Figure record extracts
>>>>>
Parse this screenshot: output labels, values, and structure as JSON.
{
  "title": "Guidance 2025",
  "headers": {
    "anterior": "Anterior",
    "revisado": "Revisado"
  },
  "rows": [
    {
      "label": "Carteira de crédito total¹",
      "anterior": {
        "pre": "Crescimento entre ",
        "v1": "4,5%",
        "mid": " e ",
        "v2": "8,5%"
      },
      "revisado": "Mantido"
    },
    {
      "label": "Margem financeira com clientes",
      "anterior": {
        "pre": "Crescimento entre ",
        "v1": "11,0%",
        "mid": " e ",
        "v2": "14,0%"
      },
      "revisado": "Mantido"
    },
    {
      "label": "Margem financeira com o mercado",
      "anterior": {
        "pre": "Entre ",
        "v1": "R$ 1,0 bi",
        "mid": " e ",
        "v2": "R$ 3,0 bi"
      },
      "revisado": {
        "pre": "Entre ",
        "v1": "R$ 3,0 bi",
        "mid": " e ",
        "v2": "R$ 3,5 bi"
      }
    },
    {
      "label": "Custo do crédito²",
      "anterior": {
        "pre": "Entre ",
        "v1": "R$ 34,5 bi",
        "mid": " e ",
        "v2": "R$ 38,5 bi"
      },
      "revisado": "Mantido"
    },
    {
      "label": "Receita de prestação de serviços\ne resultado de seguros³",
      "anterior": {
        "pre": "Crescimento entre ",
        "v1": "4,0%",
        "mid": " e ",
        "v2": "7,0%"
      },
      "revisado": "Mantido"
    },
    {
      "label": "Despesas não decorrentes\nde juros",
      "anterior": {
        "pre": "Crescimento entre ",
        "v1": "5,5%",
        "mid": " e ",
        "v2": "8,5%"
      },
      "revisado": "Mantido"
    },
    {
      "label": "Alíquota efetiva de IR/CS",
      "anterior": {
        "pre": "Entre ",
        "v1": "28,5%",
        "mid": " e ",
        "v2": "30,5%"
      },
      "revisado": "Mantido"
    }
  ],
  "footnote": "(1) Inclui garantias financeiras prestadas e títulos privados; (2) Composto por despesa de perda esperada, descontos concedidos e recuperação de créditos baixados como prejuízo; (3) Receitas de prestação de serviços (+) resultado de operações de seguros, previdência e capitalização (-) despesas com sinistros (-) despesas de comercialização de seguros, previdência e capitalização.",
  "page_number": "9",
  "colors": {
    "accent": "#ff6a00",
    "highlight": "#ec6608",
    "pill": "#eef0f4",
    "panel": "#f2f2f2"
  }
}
<<<<<
Using the records above, gather all lines where the string "serviços" is present.

**ANSWER FOR THE TASK:**
      "label": "Receita de prestação de serviços\ne resultado de seguros³",
  "footnote": "(1) Inclui garantias financeiras prestadas e títulos privados; (2) Composto por despesa de perda esperada, descontos concedidos e recuperação de créditos baixados como prejuízo; (3) Receitas de prestação de serviços (+) resultado de operações de seguros, previdência e capitalização (-) despesas com sinistros (-) despesas de comercialização de seguros, previdência e capitalização.",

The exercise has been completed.